* WORK INSTRUCTIONS
Below is the data. Give it again, complete and exact.

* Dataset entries
....
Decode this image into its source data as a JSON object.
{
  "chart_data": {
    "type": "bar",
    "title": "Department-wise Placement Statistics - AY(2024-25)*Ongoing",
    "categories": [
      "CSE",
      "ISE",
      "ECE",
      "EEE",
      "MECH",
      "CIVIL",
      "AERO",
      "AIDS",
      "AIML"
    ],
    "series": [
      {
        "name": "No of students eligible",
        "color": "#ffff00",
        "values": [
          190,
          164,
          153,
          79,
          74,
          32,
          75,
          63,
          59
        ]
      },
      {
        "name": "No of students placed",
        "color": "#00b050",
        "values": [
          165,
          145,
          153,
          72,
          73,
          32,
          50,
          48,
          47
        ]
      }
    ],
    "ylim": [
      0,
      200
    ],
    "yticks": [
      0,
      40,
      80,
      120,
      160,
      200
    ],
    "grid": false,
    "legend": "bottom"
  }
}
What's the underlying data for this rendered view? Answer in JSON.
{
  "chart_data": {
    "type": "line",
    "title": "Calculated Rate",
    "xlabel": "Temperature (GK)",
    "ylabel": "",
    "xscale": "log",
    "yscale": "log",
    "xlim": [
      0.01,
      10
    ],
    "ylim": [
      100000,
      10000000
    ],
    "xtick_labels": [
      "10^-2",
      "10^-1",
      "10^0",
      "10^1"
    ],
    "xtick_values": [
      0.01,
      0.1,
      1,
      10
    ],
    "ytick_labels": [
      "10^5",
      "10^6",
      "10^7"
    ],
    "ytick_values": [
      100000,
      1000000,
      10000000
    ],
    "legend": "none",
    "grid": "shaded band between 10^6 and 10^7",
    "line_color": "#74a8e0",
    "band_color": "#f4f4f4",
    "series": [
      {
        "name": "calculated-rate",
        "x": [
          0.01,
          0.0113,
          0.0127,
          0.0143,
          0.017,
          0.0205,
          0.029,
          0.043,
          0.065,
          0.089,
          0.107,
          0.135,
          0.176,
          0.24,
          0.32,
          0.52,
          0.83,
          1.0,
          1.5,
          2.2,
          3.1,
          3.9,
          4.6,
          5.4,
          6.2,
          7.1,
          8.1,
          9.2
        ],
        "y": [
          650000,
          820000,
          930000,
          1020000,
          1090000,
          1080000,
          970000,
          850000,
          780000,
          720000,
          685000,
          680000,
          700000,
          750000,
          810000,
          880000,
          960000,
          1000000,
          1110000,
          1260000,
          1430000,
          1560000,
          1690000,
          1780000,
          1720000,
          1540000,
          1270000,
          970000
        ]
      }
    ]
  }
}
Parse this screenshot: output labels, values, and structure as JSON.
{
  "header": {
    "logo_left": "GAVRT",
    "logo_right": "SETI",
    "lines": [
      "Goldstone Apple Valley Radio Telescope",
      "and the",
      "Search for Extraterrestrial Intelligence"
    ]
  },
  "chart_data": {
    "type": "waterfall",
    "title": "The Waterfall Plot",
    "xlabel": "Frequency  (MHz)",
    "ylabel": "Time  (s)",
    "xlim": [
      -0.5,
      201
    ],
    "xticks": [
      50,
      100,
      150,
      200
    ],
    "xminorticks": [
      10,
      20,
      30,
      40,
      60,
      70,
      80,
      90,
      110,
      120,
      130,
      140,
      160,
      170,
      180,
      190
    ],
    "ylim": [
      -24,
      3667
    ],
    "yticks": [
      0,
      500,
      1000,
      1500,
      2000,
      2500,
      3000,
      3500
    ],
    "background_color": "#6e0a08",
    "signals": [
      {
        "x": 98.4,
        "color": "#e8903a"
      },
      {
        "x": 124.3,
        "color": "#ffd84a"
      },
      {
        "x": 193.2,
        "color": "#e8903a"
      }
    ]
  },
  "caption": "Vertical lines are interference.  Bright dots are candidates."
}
....
* FINISHED EXERCISE
Decode this image into its source data as a JSON object.
{
  "chart_data": {
    "type": "bar",
    "title": "Department-wise Placement Statistics - AY(2024-25)*Ongoing",
    "categories": [
      "CSE",
      "ISE",
      "ECE",
      "EEE",
      "MECH",
      "CIVIL",
      "AERO",
      "AIDS",
      "AIML"
    ],
    "series": [
      {
        "name": "No of students eligible",
        "color": "#ffff00",
        "values": [
          190,
          164,
          153,
          79,
          74,
          32,
          75,
          63,
          59
        ]
      },
      {
        "name": "No of students placed",
        "color": "#00b050",
        "values": [
          165,
          145,
          153,
          72,
          73,
          32,
          50,
          48,
          47
        ]
      }
    ],
    "ylim": [
      0,
      200
    ],
    "yticks": [
      0,
      40,
      80,
      120,
      160,
      200
    ],
    "grid": false,
    "legend": "bottom"
  }
}
What's the underlying data for this rendered view? Answer in JSON.
{
  "chart_data": {
    "type": "line",
    "title": "Calculated Rate",
    "xlabel": "Temperature (GK)",
    "ylabel": "",
    "xscale": "log",
    "yscale": "log",
    "xlim": [
      0.01,
      10
    ],
    "ylim": [
      100000,
      10000000
    ],
    "xtick_labels": [
      "10^-2",
      "10^-1",
      "10^0",
      "10^1"
    ],
    "xtick_values": [
      0.01,
      0.1,
      1,
      10
    ],
    "ytick_labels": [
      "10^5",
      "10^6",
      "10^7"
    ],
    "ytick_values": [
      100000,
      1000000,
      10000000
    ],
    "legend": "none",
    "grid": "shaded band between 10^6 and 10^7",
    "line_color": "#74a8e0",
    "band_color": "#f4f4f4",
    "series": [
      {
        "name": "calculated-rate",
        "x": [
          0.01,
          0.0113,
          0.0127,
          0.0143,
          0.017,
          0.0205,
          0.029,
          0.043,
          0.065,
          0.089,
          0.107,
          0.135,
          0.176,
          0.24,
          0.32,
          0.52,
          0.83,
          1.0,
          1.5,
          2.2,
          3.1,
          3.9,
          4.6,
          5.4,
          6.2,
          7.1,
          8.1,
          9.2
        ],
        "y": [
          650000,
          820000,
          930000,
          1020000,
          1090000,
          1080000,
          970000,
          850000,
          780000,
          720000,
          685000,
          680000,
          700000,
          750000,
          810000,
          880000,
          960000,
          1000000,
          1110000,
          1260000,
          1430000,
          1560000,
          1690000,
          1780000,
          1720000,
          1540000,
          1270000,
          970000
        ]
      }
    ]
  }
}
Parse this screenshot: output labels, values, and structure as JSON.
{
  "header": {
    "logo_left": "GAVRT",
    "logo_right": "SETI",
    "lines": [
      "Goldstone Apple Valley Radio Telescope",
      "and the",
      "Search for Extraterrestrial Intelligence"
    ]
  },
  "chart_data": {
    "type": "waterfall",
    "title": "The Waterfall Plot",
    "xlabel": "Frequency  (MHz)",
    "ylabel": "Time  (s)",
    "xlim": [
      -0.5,
      201
    ],
    "xticks": [
      50,
      100,
      150,
      200
    ],
    "xminorticks": [
      10,
      20,
      30,
      40,
      60,
      70,
      80,
      90,
      110,
      120,
      130,
      140,
      160,
      170,
      180,
      190
    ],
    "ylim": [
      -24,
      3667
    ],
    "yticks": [
      0,
      500,
      1000,
      1500,
      2000,
      2500,
      3000,
      3500
    ],
    "background_color": "#6e0a08",
    "signals": [
      {
        "x": 98.4,
        "color": "#e8903a"
      },
      {
        "x": 124.3,
        "color": "#ffd84a"
      },
      {
        "x": 193.2,
        "color": "#e8903a"
      }
    ]
  },
  "caption": "Vertical lines are interference.  Bright dots are candidates."
}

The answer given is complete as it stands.